- [Exercise]:
With every picture left out, give the data below back exactly.
** Excerpted data follows **
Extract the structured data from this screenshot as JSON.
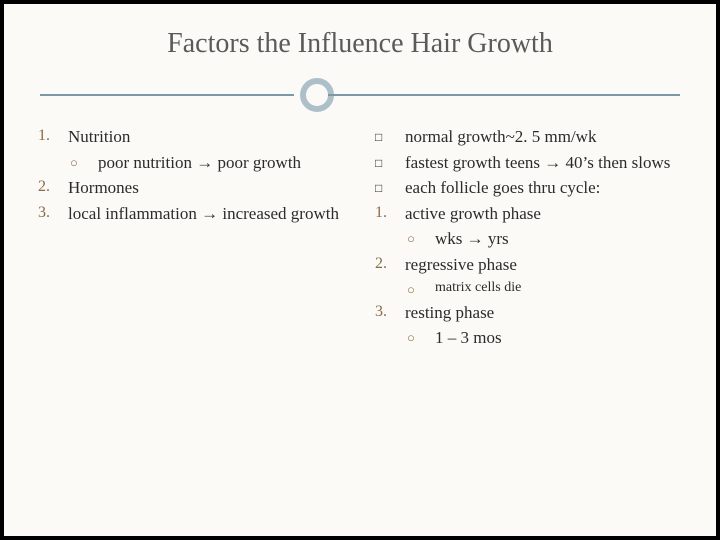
{
  "colors": {
    "slide_bg": "#fbfaf6",
    "outer_bg": "#000000",
    "title_color": "#5a5a5a",
    "rule_color": "#7a98a8",
    "ring_color": "#adc0ca",
    "marker_color": "#8b6b46",
    "text_color": "#2b2b2b"
  },
  "typography": {
    "family": "Georgia, serif",
    "title_size_pt": 21,
    "body_size_pt": 13,
    "small_size_pt": 11
  },
  "slide": {
    "title": "Factors the Influence Hair Growth"
  },
  "left": {
    "items": [
      {
        "marker": "1.",
        "text": "Nutrition"
      },
      {
        "marker": "circle",
        "text": "poor nutrition → poor growth",
        "indent": 1
      },
      {
        "marker": "2.",
        "text": "Hormones"
      },
      {
        "marker": "3.",
        "text": "local inflammation → increased growth"
      }
    ]
  },
  "right": {
    "items": [
      {
        "marker": "square",
        "text": "normal growth~2. 5 mm/wk"
      },
      {
        "marker": "square",
        "text": "fastest growth teens → 40’s then slows"
      },
      {
        "marker": "square",
        "text": "each follicle goes thru cycle:"
      },
      {
        "marker": "1.",
        "text": "active growth phase"
      },
      {
        "marker": "circle",
        "text": "wks → yrs",
        "indent": 1
      },
      {
        "marker": "2.",
        "text": "regressive phase"
      },
      {
        "marker": "circle",
        "text": "matrix cells die",
        "indent": 1,
        "small": true
      },
      {
        "marker": "3.",
        "text": "resting phase"
      },
      {
        "marker": "circle",
        "text": "1 – 3 mos",
        "indent": 1
      }
    ]
  }
}
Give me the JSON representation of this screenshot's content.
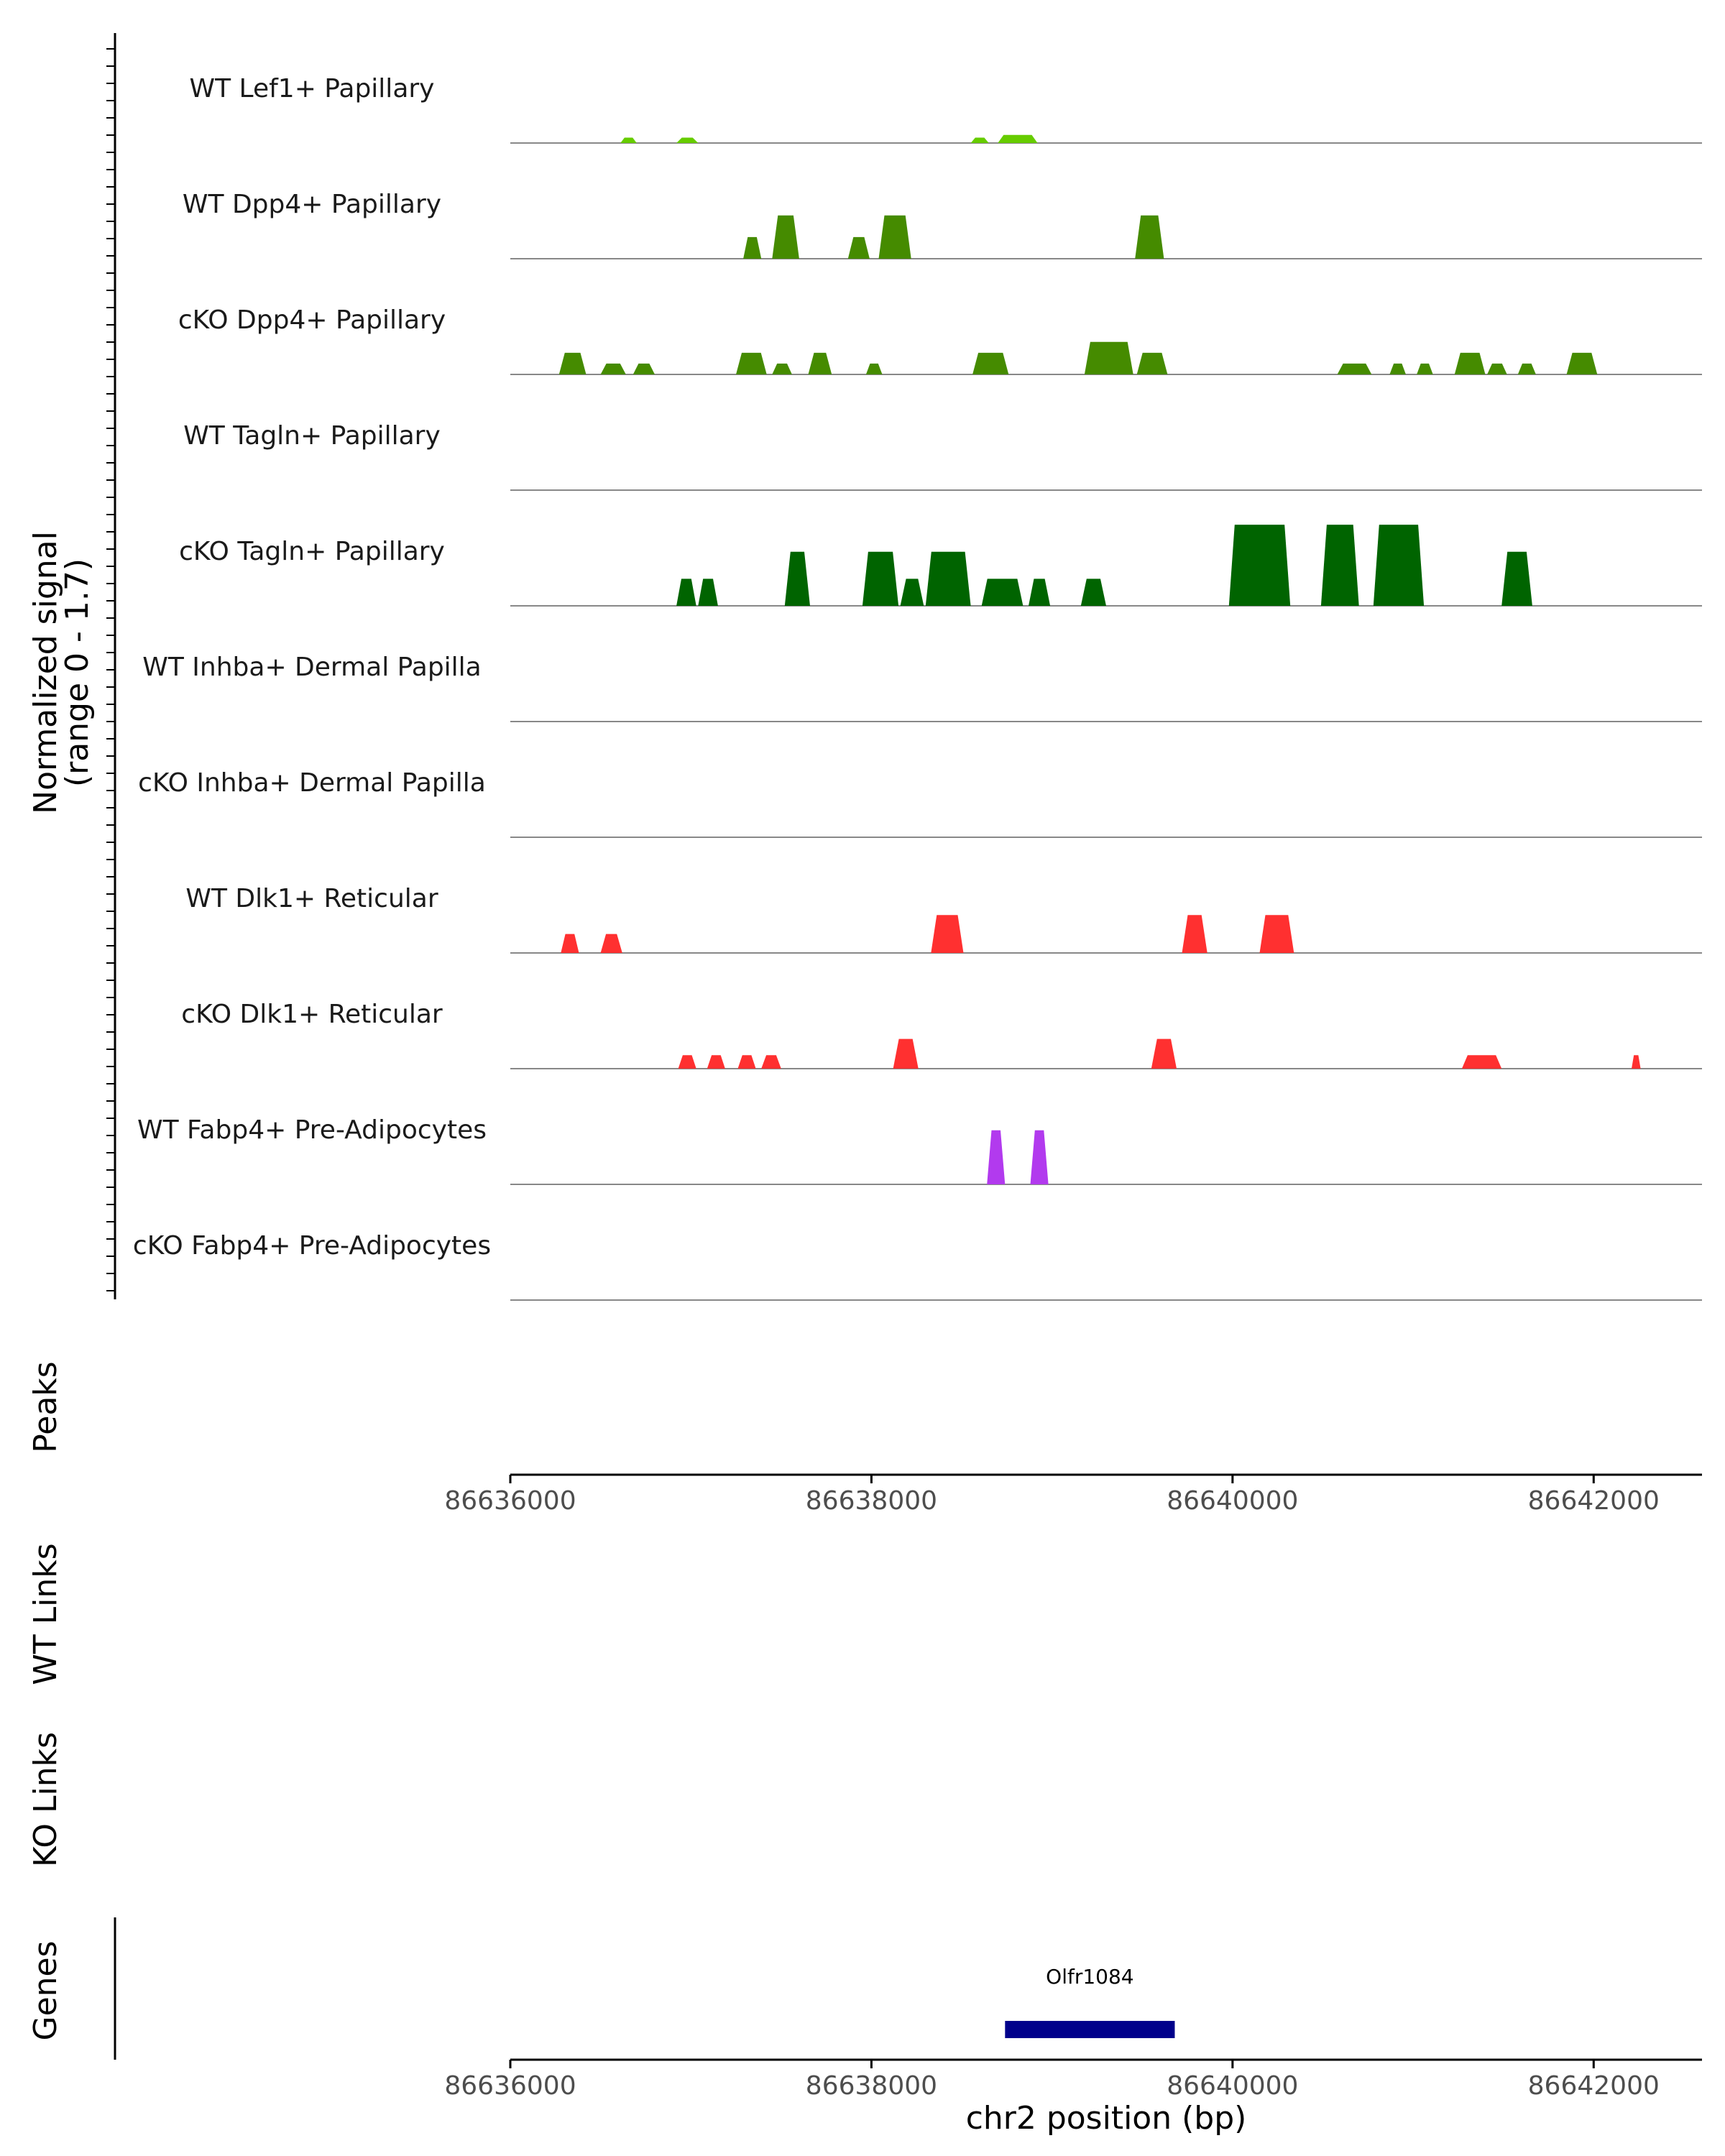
{
  "chart_data": {
    "type": "area",
    "region": {
      "chrom": "chr2",
      "start": 86636000,
      "end": 86642600
    },
    "y_axis_title_line1": "Normalized signal",
    "y_axis_title_line2": "(range 0 - 1.7)",
    "ylim": [
      0,
      1.7
    ],
    "xlabel": "chr2 position (bp)",
    "x_ticks": [
      86636000,
      86638000,
      86640000,
      86642000
    ],
    "x_tick_labels": [
      "86636000",
      "86638000",
      "86640000",
      "86642000"
    ],
    "tracks": [
      {
        "name": "WT Lef1+ Papillary",
        "color": "#66cc00",
        "peaks": [
          [
            86636610,
            86636700,
            0.1
          ],
          [
            86636920,
            86637040,
            0.1
          ],
          [
            86638550,
            86638650,
            0.1
          ],
          [
            86638700,
            86638920,
            0.15
          ]
        ]
      },
      {
        "name": "WT Dpp4+ Papillary",
        "color": "#458b00",
        "peaks": [
          [
            86637290,
            86637390,
            0.4
          ],
          [
            86637450,
            86637600,
            0.8
          ],
          [
            86637870,
            86637990,
            0.4
          ],
          [
            86638040,
            86638220,
            0.8
          ],
          [
            86639460,
            86639620,
            0.8
          ]
        ]
      },
      {
        "name": "cKO Dpp4+ Papillary",
        "color": "#458b00",
        "peaks": [
          [
            86636270,
            86636420,
            0.4
          ],
          [
            86636500,
            86636640,
            0.2
          ],
          [
            86636680,
            86636800,
            0.2
          ],
          [
            86637250,
            86637420,
            0.4
          ],
          [
            86637450,
            86637560,
            0.2
          ],
          [
            86637650,
            86637780,
            0.4
          ],
          [
            86637970,
            86638060,
            0.2
          ],
          [
            86638560,
            86638760,
            0.4
          ],
          [
            86639180,
            86639450,
            0.6
          ],
          [
            86639470,
            86639640,
            0.4
          ],
          [
            86640580,
            86640770,
            0.2
          ],
          [
            86640870,
            86640960,
            0.2
          ],
          [
            86641020,
            86641110,
            0.2
          ],
          [
            86641230,
            86641400,
            0.4
          ],
          [
            86641410,
            86641520,
            0.2
          ],
          [
            86641580,
            86641680,
            0.2
          ],
          [
            86641850,
            86642020,
            0.4
          ]
        ]
      },
      {
        "name": "WT Tagln+ Papillary",
        "color": "#006400",
        "peaks": []
      },
      {
        "name": "cKO Tagln+ Papillary",
        "color": "#006400",
        "peaks": [
          [
            86636920,
            86637030,
            0.5
          ],
          [
            86637040,
            86637150,
            0.5
          ],
          [
            86637520,
            86637660,
            1.0
          ],
          [
            86637950,
            86638150,
            1.0
          ],
          [
            86638160,
            86638290,
            0.5
          ],
          [
            86638300,
            86638550,
            1.0
          ],
          [
            86638610,
            86638840,
            0.5
          ],
          [
            86638870,
            86638990,
            0.5
          ],
          [
            86639160,
            86639300,
            0.5
          ],
          [
            86639980,
            86640320,
            1.5
          ],
          [
            86640490,
            86640700,
            1.5
          ],
          [
            86640780,
            86641060,
            1.5
          ],
          [
            86641490,
            86641660,
            1.0
          ]
        ]
      },
      {
        "name": "WT Inhba+ Dermal Papilla",
        "color": "#000000",
        "peaks": []
      },
      {
        "name": "cKO Inhba+ Dermal Papilla",
        "color": "#000000",
        "peaks": []
      },
      {
        "name": "WT Dlk1+ Reticular",
        "color": "#ff3030",
        "peaks": [
          [
            86636280,
            86636380,
            0.35
          ],
          [
            86636500,
            86636620,
            0.35
          ],
          [
            86638330,
            86638510,
            0.7
          ],
          [
            86639720,
            86639860,
            0.7
          ],
          [
            86640150,
            86640340,
            0.7
          ]
        ]
      },
      {
        "name": "cKO Dlk1+ Reticular",
        "color": "#ff3030",
        "peaks": [
          [
            86636930,
            86637030,
            0.25
          ],
          [
            86637090,
            86637190,
            0.25
          ],
          [
            86637260,
            86637360,
            0.25
          ],
          [
            86637390,
            86637500,
            0.25
          ],
          [
            86638120,
            86638260,
            0.55
          ],
          [
            86639550,
            86639690,
            0.55
          ],
          [
            86641270,
            86641490,
            0.25
          ],
          [
            86642210,
            86642260,
            0.25
          ]
        ]
      },
      {
        "name": "WT Fabp4+ Pre-Adipocytes",
        "color": "#b23aee",
        "peaks": [
          [
            86638640,
            86638740,
            1.0
          ],
          [
            86638880,
            86638980,
            1.0
          ]
        ]
      },
      {
        "name": "cKO Fabp4+ Pre-Adipocytes",
        "color": "#b23aee",
        "peaks": []
      }
    ],
    "panels": [
      "Peaks",
      "WT Links",
      "KO Links",
      "Genes"
    ],
    "genes": [
      {
        "name": "Olfr1084",
        "start": 86638740,
        "end": 86639680,
        "color": "#00008b"
      }
    ]
  }
}
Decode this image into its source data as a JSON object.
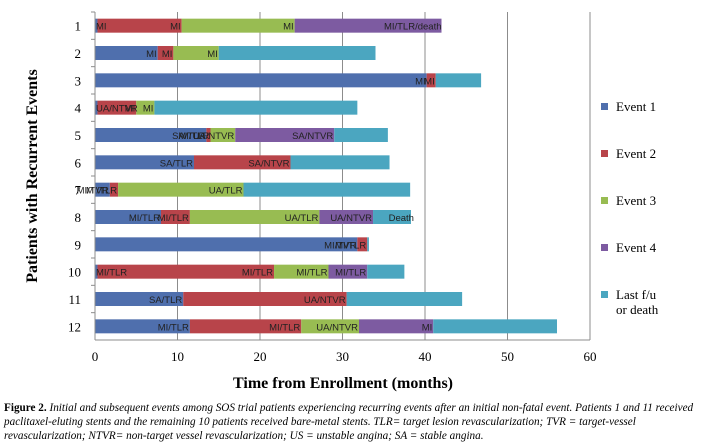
** End of Excerpted data **
- [Answer section]:
Extract the structured data from this screenshot as JSON.
{
  "colors": {
    "slide_bg": "#fbfaf6",
    "outer_bg": "#000000",
    "title_color": "#5a5a5a",
    "rule_color": "#7a98a8",
    "ring_color": "#adc0ca",
    "marker_color": "#8b6b46",
    "text_color": "#2b2b2b"
  },
  "typography": {
    "family": "Georgia, serif",
    "title_size_pt": 21,
    "body_size_pt": 13,
    "small_size_pt": 11
  },
  "slide": {
    "title": "Factors the Influence Hair Growth"
  },
  "left": {
    "items": [
      {
        "marker": "1.",
        "text": "Nutrition"
      },
      {
        "marker": "circle",
        "text": "poor nutrition → poor growth",
        "indent": 1
      },
      {
        "marker": "2.",
        "text": "Hormones"
      },
      {
        "marker": "3.",
        "text": "local inflammation → increased growth"
      }
    ]
  },
  "right": {
    "items": [
      {
        "marker": "square",
        "text": "normal growth~2. 5 mm/wk"
      },
      {
        "marker": "square",
        "text": "fastest growth teens → 40’s then slows"
      },
      {
        "marker": "square",
        "text": "each follicle goes thru cycle:"
      },
      {
        "marker": "1.",
        "text": "active growth phase"
      },
      {
        "marker": "circle",
        "text": "wks → yrs",
        "indent": 1
      },
      {
        "marker": "2.",
        "text": "regressive phase"
      },
      {
        "marker": "circle",
        "text": "matrix cells die",
        "indent": 1,
        "small": true
      },
      {
        "marker": "3.",
        "text": "resting phase"
      },
      {
        "marker": "circle",
        "text": "1 – 3 mos",
        "indent": 1
      }
    ]
  }
}
Give me the JSON representation of this screenshot's content.
{
  "chart_data": {
    "type": "area",
    "region": {
      "chrom": "chr2",
      "start": 86636000,
      "end": 86642600
    },
    "y_axis_title_line1": "Normalized signal",
    "y_axis_title_line2": "(range 0 - 1.7)",
    "ylim": [
      0,
      1.7
    ],
    "xlabel": "chr2 position (bp)",
    "x_ticks": [
      86636000,
      86638000,
      86640000,
      86642000
    ],
    "x_tick_labels": [
      "86636000",
      "86638000",
      "86640000",
      "86642000"
    ],
    "tracks": [
      {
        "name": "WT Lef1+ Papillary",
        "color": "#66cc00",
        "peaks": [
          [
            86636610,
            86636700,
            0.1
          ],
          [
            86636920,
            86637040,
            0.1
          ],
          [
            86638550,
            86638650,
            0.1
          ],
          [
            86638700,
            86638920,
            0.15
          ]
        ]
      },
      {
        "name": "WT Dpp4+ Papillary",
        "color": "#458b00",
        "peaks": [
          [
            86637290,
            86637390,
            0.4
          ],
          [
            86637450,
            86637600,
            0.8
          ],
          [
            86637870,
            86637990,
            0.4
          ],
          [
            86638040,
            86638220,
            0.8
          ],
          [
            86639460,
            86639620,
            0.8
          ]
        ]
      },
      {
        "name": "cKO Dpp4+ Papillary",
        "color": "#458b00",
        "peaks": [
          [
            86636270,
            86636420,
            0.4
          ],
          [
            86636500,
            86636640,
            0.2
          ],
          [
            86636680,
            86636800,
            0.2
          ],
          [
            86637250,
            86637420,
            0.4
          ],
          [
            86637450,
            86637560,
            0.2
          ],
          [
            86637650,
            86637780,
            0.4
          ],
          [
            86637970,
            86638060,
            0.2
          ],
          [
            86638560,
            86638760,
            0.4
          ],
          [
            86639180,
            86639450,
            0.6
          ],
          [
            86639470,
            86639640,
            0.4
          ],
          [
            86640580,
            86640770,
            0.2
          ],
          [
            86640870,
            86640960,
            0.2
          ],
          [
            86641020,
            86641110,
            0.2
          ],
          [
            86641230,
            86641400,
            0.4
          ],
          [
            86641410,
            86641520,
            0.2
          ],
          [
            86641580,
            86641680,
            0.2
          ],
          [
            86641850,
            86642020,
            0.4
          ]
        ]
      },
      {
        "name": "WT Tagln+ Papillary",
        "color": "#006400",
        "peaks": []
      },
      {
        "name": "cKO Tagln+ Papillary",
        "color": "#006400",
        "peaks": [
          [
            86636920,
            86637030,
            0.5
          ],
          [
            86637040,
            86637150,
            0.5
          ],
          [
            86637520,
            86637660,
            1.0
          ],
          [
            86637950,
            86638150,
            1.0
          ],
          [
            86638160,
            86638290,
            0.5
          ],
          [
            86638300,
            86638550,
            1.0
          ],
          [
            86638610,
            86638840,
            0.5
          ],
          [
            86638870,
            86638990,
            0.5
          ],
          [
            86639160,
            86639300,
            0.5
          ],
          [
            86639980,
            86640320,
            1.5
          ],
          [
            86640490,
            86640700,
            1.5
          ],
          [
            86640780,
            86641060,
            1.5
          ],
          [
            86641490,
            86641660,
            1.0
          ]
        ]
      },
      {
        "name": "WT Inhba+ Dermal Papilla",
        "color": "#000000",
        "peaks": []
      },
      {
        "name": "cKO Inhba+ Dermal Papilla",
        "color": "#000000",
        "peaks": []
      },
      {
        "name": "WT Dlk1+ Reticular",
        "color": "#ff3030",
        "peaks": [
          [
            86636280,
            86636380,
            0.35
          ],
          [
            86636500,
            86636620,
            0.35
          ],
          [
            86638330,
            86638510,
            0.7
          ],
          [
            86639720,
            86639860,
            0.7
          ],
          [
            86640150,
            86640340,
            0.7
          ]
        ]
      },
      {
        "name": "cKO Dlk1+ Reticular",
        "color": "#ff3030",
        "peaks": [
          [
            86636930,
            86637030,
            0.25
          ],
          [
            86637090,
            86637190,
            0.25
          ],
          [
            86637260,
            86637360,
            0.25
          ],
          [
            86637390,
            86637500,
            0.25
          ],
          [
            86638120,
            86638260,
            0.55
          ],
          [
            86639550,
            86639690,
            0.55
          ],
          [
            86641270,
            86641490,
            0.25
          ],
          [
            86642210,
            86642260,
            0.25
          ]
        ]
      },
      {
        "name": "WT Fabp4+ Pre-Adipocytes",
        "color": "#b23aee",
        "peaks": [
          [
            86638640,
            86638740,
            1.0
          ],
          [
            86638880,
            86638980,
            1.0
          ]
        ]
      },
      {
        "name": "cKO Fabp4+ Pre-Adipocytes",
        "color": "#b23aee",
        "peaks": []
      }
    ],
    "panels": [
      "Peaks",
      "WT Links",
      "KO Links",
      "Genes"
    ],
    "genes": [
      {
        "name": "Olfr1084",
        "start": 86638740,
        "end": 86639680,
        "color": "#00008b"
      }
    ]
  }
}
Decode this image into its source data as a JSON object.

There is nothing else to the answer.